§ Stated problem
Copy every line that mentions the word "services".

***** Exercise material *****

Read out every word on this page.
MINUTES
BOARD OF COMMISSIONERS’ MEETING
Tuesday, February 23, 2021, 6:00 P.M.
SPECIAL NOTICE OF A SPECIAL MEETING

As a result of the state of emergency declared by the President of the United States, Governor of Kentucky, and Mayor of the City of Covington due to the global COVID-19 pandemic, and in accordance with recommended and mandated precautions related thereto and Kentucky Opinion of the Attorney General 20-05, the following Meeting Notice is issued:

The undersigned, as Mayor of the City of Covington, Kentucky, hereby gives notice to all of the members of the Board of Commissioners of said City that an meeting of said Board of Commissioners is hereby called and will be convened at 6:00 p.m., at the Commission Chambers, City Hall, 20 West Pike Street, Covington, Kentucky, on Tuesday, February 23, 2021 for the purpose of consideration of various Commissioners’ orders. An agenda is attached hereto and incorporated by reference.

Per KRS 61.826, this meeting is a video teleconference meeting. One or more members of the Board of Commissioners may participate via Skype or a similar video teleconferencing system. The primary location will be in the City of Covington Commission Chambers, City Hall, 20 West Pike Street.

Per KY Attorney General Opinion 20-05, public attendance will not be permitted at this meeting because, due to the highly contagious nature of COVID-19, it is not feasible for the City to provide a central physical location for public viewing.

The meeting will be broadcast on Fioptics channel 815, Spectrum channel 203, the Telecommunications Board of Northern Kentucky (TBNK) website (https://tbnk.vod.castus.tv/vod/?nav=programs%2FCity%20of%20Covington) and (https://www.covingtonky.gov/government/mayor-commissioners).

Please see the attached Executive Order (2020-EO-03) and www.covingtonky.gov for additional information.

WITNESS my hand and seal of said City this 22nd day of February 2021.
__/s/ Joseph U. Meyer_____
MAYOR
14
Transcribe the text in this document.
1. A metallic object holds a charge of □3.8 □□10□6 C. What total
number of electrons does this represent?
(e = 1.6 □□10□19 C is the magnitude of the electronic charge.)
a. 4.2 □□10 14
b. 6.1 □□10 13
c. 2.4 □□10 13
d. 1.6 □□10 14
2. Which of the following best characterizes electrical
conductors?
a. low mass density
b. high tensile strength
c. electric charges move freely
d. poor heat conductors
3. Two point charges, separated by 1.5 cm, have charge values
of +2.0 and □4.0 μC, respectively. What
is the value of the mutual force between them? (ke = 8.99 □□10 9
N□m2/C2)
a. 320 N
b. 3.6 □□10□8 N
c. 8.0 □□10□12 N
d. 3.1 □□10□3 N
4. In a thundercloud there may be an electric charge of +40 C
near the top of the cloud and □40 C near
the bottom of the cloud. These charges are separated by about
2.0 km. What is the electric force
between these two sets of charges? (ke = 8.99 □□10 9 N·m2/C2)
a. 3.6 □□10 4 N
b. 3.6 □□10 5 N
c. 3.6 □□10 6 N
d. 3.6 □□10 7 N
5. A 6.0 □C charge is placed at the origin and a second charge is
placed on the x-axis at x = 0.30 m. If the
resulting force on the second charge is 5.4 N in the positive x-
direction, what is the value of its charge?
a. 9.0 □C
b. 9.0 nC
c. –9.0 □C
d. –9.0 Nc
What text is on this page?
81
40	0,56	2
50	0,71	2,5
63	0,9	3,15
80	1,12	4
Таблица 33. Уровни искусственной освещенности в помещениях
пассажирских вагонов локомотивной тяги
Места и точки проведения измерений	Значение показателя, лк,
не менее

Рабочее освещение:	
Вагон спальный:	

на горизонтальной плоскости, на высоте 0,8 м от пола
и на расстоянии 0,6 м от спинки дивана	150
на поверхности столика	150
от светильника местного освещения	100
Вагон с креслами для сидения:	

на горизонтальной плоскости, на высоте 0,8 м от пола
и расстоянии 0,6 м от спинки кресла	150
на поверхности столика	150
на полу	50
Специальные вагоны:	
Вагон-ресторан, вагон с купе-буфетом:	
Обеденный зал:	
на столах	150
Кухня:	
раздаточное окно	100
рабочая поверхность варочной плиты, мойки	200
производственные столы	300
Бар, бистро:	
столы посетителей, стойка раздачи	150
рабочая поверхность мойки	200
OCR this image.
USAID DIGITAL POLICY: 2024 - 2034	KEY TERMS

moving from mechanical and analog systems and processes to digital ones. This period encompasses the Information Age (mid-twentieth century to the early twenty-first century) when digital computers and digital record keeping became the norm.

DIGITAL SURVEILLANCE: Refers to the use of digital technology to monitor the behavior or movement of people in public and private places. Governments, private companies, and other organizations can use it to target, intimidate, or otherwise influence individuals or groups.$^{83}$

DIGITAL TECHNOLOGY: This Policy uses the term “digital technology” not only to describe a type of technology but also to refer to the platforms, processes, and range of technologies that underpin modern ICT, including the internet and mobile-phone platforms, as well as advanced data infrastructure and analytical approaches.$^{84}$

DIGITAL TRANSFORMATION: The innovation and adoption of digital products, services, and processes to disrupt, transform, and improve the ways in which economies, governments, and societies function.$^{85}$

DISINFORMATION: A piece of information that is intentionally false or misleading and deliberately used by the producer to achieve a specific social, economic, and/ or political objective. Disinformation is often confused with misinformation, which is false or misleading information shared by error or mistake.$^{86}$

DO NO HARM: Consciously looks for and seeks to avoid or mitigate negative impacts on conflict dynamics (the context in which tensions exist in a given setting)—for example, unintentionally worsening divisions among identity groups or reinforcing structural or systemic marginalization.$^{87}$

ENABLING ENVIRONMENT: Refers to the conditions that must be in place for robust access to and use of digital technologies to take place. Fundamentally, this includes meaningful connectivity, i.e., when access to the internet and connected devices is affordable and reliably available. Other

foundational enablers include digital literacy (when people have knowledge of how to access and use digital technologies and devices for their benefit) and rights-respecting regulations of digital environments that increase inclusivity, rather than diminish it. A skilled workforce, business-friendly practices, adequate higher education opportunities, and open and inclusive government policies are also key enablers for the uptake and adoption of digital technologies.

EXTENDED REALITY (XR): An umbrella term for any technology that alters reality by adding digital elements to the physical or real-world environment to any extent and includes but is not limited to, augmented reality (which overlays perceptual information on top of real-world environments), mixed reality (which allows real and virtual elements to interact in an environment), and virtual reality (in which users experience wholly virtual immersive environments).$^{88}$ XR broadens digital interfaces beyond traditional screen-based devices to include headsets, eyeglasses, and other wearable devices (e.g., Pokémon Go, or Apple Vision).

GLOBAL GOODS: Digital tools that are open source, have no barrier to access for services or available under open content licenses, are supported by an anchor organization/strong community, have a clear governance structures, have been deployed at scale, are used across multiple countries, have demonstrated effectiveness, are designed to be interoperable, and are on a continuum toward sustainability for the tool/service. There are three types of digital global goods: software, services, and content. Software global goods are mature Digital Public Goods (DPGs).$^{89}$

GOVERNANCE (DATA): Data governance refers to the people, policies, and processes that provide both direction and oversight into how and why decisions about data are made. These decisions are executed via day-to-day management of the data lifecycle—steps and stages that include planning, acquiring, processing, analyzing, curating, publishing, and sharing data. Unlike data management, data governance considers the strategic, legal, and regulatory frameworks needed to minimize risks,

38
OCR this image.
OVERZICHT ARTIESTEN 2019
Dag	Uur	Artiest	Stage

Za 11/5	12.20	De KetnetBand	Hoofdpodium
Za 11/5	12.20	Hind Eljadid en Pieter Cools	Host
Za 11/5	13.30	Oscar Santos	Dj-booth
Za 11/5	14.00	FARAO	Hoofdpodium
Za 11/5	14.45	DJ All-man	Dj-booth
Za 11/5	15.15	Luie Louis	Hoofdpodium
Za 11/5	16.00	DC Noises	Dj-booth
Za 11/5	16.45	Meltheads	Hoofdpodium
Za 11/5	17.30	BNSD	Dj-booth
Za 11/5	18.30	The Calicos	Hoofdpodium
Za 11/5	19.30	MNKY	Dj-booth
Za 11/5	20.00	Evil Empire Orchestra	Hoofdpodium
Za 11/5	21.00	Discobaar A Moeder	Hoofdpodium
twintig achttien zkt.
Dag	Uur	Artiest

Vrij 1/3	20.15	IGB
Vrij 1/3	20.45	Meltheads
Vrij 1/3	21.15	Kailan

*****

§ Reply
DIGITAL TRANSFORMATION: The innovation and adoption of digital products, services, and processes to disrupt, transform, and improve the ways in which economies, governments, and societies function.$^{85}$
GLOBAL GOODS: Digital tools that are open source, have no barrier to access for services or available under open content licenses, are supported by an anchor organization/strong community, have a clear governance structures, have been deployed at scale, are used across multiple countries, have demonstrated effectiveness, are designed to be interoperable, and are on a continuum toward sustainability for the tool/service. There are three types of digital global goods: software, services, and content. Software global goods are mature Digital Public Goods (DPGs).$^{89}$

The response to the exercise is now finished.